What to work on »
Locate and copy each line in the data that contains the word "document".

Data lines »
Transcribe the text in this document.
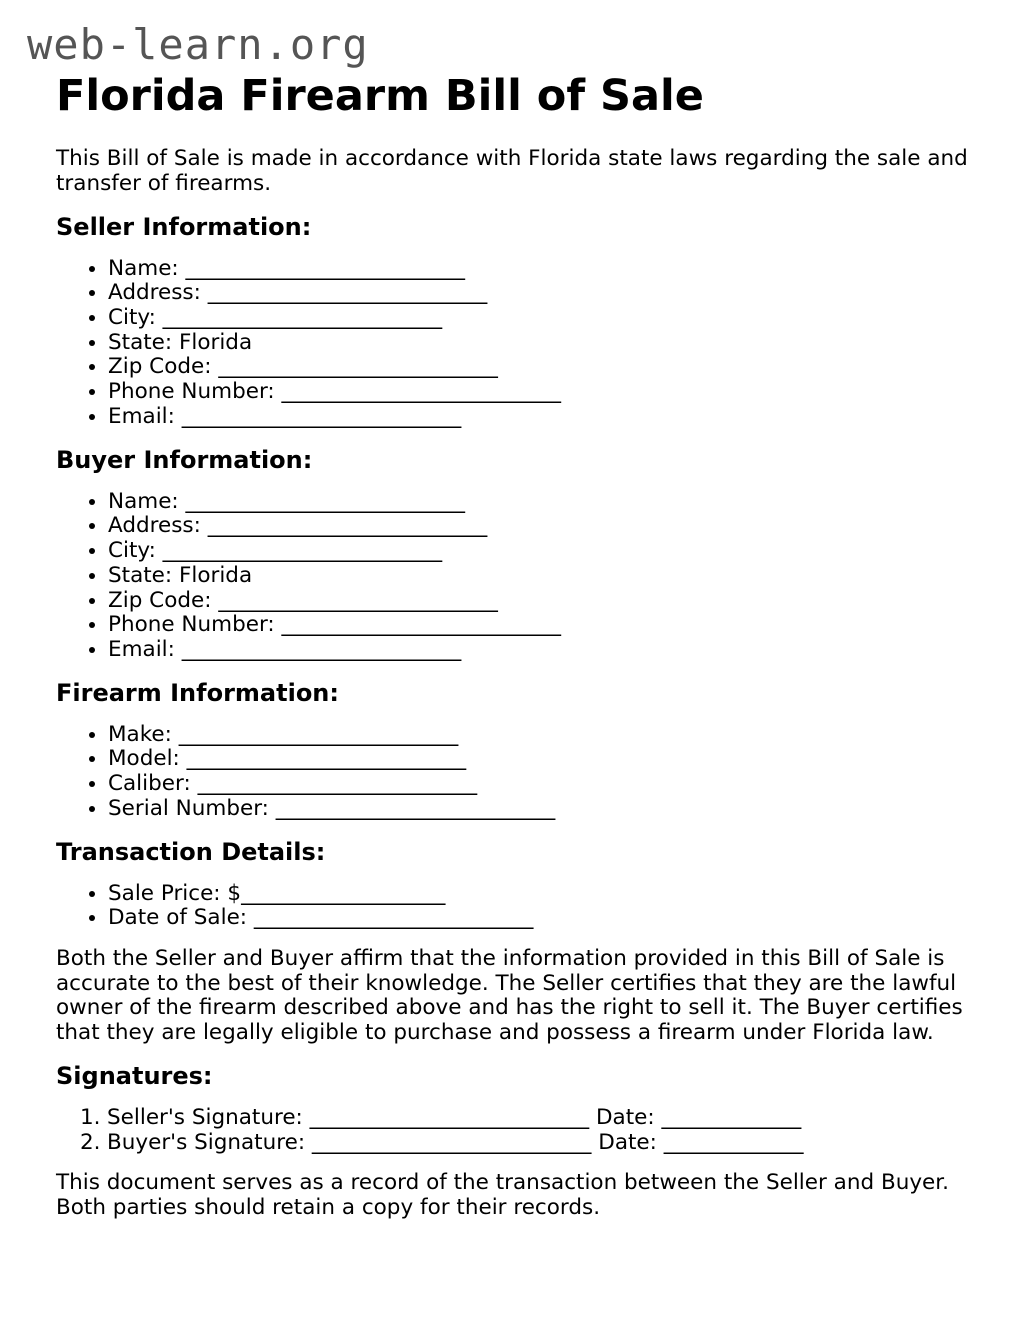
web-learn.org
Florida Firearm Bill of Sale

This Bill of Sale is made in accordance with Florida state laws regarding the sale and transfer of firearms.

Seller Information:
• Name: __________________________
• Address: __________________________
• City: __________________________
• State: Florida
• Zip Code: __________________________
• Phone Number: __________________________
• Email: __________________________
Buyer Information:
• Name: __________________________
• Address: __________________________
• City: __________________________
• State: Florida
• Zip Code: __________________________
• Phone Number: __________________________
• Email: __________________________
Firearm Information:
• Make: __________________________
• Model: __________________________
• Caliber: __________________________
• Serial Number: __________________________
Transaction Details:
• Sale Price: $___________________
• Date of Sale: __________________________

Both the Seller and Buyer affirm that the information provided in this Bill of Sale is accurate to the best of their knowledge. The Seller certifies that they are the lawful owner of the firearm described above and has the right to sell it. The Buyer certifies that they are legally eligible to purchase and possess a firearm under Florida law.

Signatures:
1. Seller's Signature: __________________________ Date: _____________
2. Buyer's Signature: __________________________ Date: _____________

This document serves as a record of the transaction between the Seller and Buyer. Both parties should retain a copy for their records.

...

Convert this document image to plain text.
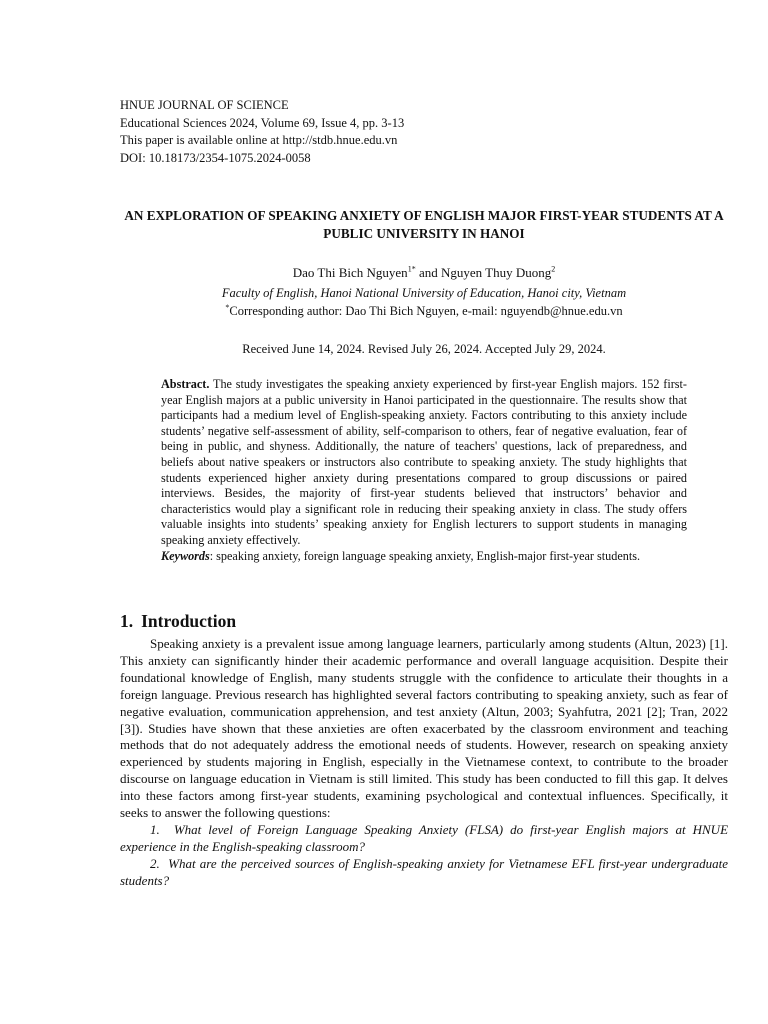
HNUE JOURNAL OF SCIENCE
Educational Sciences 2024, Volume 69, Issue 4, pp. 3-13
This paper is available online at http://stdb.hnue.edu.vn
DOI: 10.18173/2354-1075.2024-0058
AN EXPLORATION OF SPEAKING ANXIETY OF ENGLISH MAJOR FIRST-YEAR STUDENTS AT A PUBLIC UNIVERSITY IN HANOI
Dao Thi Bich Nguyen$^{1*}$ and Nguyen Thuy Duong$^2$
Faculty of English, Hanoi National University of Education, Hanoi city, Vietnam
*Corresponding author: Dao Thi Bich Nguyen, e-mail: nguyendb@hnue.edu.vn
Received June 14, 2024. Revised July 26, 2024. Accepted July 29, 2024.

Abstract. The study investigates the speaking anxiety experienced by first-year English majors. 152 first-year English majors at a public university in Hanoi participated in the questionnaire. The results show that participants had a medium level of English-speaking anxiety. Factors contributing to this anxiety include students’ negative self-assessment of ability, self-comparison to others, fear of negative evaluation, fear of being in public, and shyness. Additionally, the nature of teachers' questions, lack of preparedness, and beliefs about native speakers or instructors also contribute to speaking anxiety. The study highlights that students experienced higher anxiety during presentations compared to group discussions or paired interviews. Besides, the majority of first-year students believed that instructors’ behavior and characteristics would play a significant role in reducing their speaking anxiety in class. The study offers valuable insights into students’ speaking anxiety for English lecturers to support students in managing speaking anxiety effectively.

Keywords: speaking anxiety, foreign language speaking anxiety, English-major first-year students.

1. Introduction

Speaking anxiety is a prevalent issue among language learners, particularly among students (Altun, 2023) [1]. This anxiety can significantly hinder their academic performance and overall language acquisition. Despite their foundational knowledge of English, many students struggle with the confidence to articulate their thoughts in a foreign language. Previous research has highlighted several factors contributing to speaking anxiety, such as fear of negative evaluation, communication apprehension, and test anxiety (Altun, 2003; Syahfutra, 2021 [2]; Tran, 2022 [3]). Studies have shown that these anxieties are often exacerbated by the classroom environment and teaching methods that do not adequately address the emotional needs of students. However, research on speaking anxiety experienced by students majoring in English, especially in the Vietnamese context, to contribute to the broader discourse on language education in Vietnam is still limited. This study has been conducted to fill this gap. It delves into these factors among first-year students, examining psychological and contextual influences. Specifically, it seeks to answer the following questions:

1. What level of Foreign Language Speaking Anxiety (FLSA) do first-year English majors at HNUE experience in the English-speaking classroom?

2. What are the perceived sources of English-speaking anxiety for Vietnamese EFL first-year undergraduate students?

Written solution »
Transcribe the text in this document.
This document serves as a record of the transaction between the Seller and Buyer. Both parties should retain a copy for their records.
Convert this document image to plain text.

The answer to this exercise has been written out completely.